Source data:
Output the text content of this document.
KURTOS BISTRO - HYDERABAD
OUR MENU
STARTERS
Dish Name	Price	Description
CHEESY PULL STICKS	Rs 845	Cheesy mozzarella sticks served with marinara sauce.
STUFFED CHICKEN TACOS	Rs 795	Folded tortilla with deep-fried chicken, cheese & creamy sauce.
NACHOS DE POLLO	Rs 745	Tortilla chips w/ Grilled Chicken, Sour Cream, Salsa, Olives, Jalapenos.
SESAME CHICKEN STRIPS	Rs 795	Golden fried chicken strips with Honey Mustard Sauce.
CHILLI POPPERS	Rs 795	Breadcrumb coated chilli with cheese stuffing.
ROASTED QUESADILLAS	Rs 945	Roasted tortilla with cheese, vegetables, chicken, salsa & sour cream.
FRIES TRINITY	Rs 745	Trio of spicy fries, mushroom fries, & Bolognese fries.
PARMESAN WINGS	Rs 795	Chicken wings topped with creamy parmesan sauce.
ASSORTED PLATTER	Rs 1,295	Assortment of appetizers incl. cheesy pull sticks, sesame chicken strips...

● **REQUIRED WORK**:
Return a copy of every line that includes the word "with".

● **PROBLEM SOLUTION**:
CHEESY PULL STICKS	Rs 845	Cheesy mozzarella sticks served with marinara sauce.
STUFFED CHICKEN TACOS	Rs 795	Folded tortilla with deep-fried chicken, cheese & creamy sauce.
SESAME CHICKEN STRIPS	Rs 795	Golden fried chicken strips with Honey Mustard Sauce.
CHILLI POPPERS	Rs 795	Breadcrumb coated chilli with cheese stuffing.
ROASTED QUESADILLAS	Rs 945	Roasted tortilla with cheese, vegetables, chicken, salsa & sour cream.
PARMESAN WINGS	Rs 795	Chicken wings topped with creamy parmesan sauce.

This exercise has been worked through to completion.